Provided records:
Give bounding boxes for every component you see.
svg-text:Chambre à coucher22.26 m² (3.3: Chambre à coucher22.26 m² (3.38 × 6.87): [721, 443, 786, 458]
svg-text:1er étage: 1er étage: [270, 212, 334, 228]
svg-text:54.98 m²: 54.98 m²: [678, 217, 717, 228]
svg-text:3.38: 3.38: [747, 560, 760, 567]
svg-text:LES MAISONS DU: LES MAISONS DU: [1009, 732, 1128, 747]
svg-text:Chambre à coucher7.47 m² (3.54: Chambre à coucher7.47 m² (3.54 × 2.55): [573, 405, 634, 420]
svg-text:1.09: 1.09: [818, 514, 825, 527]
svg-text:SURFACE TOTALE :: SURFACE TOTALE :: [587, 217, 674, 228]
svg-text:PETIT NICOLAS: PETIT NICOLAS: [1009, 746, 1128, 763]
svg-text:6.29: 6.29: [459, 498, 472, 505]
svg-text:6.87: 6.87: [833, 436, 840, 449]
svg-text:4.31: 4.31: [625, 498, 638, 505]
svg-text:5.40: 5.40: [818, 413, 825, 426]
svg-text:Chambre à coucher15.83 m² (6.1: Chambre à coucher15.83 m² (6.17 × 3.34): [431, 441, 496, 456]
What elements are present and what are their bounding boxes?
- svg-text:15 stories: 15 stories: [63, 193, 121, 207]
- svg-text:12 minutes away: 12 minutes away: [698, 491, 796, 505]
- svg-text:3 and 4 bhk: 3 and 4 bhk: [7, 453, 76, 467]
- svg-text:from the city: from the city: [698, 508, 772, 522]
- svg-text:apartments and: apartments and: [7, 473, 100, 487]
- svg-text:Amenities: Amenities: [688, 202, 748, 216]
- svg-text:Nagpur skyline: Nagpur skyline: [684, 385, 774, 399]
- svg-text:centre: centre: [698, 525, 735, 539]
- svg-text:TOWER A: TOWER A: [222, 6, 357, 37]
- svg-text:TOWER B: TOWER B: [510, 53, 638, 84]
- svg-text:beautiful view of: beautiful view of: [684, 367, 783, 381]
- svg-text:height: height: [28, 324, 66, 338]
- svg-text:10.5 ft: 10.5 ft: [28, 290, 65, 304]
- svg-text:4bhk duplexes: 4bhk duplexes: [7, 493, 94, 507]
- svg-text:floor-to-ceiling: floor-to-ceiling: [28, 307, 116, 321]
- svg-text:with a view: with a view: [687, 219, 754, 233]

Short exercise:
Copy out every line of the listing above word for word, without changing anything.

Right answer:
Give bounding boxes for every component you see.
svg-text:Chambre à coucher22.26 m² (3.3: Chambre à coucher22.26 m² (3.38 × 6.87): [721, 443, 786, 458]
svg-text:1er étage: 1er étage: [270, 212, 334, 228]
svg-text:54.98 m²: 54.98 m²: [678, 217, 717, 228]
svg-text:3.38: 3.38: [747, 560, 760, 567]
svg-text:LES MAISONS DU: LES MAISONS DU: [1009, 732, 1128, 747]
svg-text:Chambre à coucher7.47 m² (3.54: Chambre à coucher7.47 m² (3.54 × 2.55): [573, 405, 634, 420]
svg-text:1.09: 1.09: [818, 514, 825, 527]
svg-text:SURFACE TOTALE :: SURFACE TOTALE :: [587, 217, 674, 228]
svg-text:PETIT NICOLAS: PETIT NICOLAS: [1009, 746, 1128, 763]
svg-text:6.29: 6.29: [459, 498, 472, 505]
svg-text:6.87: 6.87: [833, 436, 840, 449]
svg-text:4.31: 4.31: [625, 498, 638, 505]
svg-text:5.40: 5.40: [818, 413, 825, 426]
svg-text:Chambre à coucher15.83 m² (6.1: Chambre à coucher15.83 m² (6.17 × 3.34): [431, 441, 496, 456]
What elements are present and what are their bounding boxes?
- svg-text:15 stories: 15 stories: [63, 193, 121, 207]
- svg-text:12 minutes away: 12 minutes away: [698, 491, 796, 505]
- svg-text:3 and 4 bhk: 3 and 4 bhk: [7, 453, 76, 467]
- svg-text:from the city: from the city: [698, 508, 772, 522]
- svg-text:apartments and: apartments and: [7, 473, 100, 487]
- svg-text:Amenities: Amenities: [688, 202, 748, 216]
- svg-text:Nagpur skyline: Nagpur skyline: [684, 385, 774, 399]
- svg-text:centre: centre: [698, 525, 735, 539]
- svg-text:TOWER A: TOWER A: [222, 6, 357, 37]
- svg-text:TOWER B: TOWER B: [510, 53, 638, 84]
- svg-text:beautiful view of: beautiful view of: [684, 367, 783, 381]
- svg-text:height: height: [28, 324, 66, 338]
- svg-text:10.5 ft: 10.5 ft: [28, 290, 65, 304]
- svg-text:4bhk duplexes: 4bhk duplexes: [7, 493, 94, 507]
- svg-text:floor-to-ceiling: floor-to-ceiling: [28, 307, 116, 321]
- svg-text:with a view: with a view: [687, 219, 754, 233]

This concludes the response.